[What you should do]:
Take every line where the string "Executive" appears and copy it.

[Record extracts]:
★ ★ ★ ★ ★
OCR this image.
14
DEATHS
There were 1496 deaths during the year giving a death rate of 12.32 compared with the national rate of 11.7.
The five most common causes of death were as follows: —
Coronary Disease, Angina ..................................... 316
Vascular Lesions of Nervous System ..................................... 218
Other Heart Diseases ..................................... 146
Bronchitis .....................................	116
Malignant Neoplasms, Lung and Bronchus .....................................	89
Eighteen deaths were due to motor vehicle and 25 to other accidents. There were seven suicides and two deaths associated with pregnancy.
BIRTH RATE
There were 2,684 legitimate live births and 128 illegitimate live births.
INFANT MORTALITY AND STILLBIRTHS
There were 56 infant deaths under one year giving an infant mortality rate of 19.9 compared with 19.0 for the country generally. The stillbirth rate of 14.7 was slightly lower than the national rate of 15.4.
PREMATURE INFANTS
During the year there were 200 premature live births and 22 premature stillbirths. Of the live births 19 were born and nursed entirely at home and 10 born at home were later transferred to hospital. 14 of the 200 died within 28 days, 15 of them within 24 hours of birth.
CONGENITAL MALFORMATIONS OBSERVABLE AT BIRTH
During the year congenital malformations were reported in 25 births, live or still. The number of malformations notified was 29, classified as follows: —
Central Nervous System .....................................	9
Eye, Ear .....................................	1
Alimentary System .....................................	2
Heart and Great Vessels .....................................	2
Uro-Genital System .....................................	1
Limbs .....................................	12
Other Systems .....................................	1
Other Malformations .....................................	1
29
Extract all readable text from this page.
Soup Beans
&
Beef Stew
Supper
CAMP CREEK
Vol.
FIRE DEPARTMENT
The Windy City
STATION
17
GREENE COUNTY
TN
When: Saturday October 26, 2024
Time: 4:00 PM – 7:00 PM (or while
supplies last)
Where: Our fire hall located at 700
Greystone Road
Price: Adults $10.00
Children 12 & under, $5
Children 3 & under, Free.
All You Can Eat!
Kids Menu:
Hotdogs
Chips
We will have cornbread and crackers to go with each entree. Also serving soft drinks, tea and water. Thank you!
★ ★ ★ ★ ★
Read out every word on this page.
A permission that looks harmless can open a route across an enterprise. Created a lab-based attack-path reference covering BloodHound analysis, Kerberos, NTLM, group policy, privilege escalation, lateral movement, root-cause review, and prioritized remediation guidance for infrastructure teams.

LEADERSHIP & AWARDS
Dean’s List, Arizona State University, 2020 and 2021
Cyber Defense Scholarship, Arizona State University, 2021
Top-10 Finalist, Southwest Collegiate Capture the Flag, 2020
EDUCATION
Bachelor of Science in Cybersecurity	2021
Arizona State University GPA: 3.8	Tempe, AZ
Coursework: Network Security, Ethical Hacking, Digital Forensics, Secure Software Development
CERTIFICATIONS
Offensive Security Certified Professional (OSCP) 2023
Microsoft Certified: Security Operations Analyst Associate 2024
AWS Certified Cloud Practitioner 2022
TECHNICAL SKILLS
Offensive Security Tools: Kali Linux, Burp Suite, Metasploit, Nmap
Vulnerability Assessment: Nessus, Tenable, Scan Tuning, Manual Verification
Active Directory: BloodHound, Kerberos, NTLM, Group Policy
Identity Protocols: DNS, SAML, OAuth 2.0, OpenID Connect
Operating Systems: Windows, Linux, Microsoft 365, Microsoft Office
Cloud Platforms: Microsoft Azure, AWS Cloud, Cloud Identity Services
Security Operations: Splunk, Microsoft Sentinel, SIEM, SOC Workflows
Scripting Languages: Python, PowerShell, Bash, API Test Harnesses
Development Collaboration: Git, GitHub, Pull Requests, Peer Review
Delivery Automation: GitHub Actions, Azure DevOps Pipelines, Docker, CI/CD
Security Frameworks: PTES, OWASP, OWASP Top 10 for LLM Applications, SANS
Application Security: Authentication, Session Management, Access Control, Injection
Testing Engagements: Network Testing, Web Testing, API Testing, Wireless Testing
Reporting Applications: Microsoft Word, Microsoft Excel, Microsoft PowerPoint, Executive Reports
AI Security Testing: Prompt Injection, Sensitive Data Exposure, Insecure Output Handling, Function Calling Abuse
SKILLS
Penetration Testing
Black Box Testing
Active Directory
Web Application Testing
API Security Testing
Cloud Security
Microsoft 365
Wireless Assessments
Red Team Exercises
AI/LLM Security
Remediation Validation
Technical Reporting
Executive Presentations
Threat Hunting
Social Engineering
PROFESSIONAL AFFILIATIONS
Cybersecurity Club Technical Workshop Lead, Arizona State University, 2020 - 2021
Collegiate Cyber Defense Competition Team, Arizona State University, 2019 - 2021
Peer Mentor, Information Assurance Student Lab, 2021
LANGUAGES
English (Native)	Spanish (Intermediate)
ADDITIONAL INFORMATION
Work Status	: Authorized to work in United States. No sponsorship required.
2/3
★ ★ ★ ★ ★
[Exercise output]:
Reporting Applications: Microsoft Word, Microsoft Excel, Microsoft PowerPoint, Executive Reports
Executive Presentations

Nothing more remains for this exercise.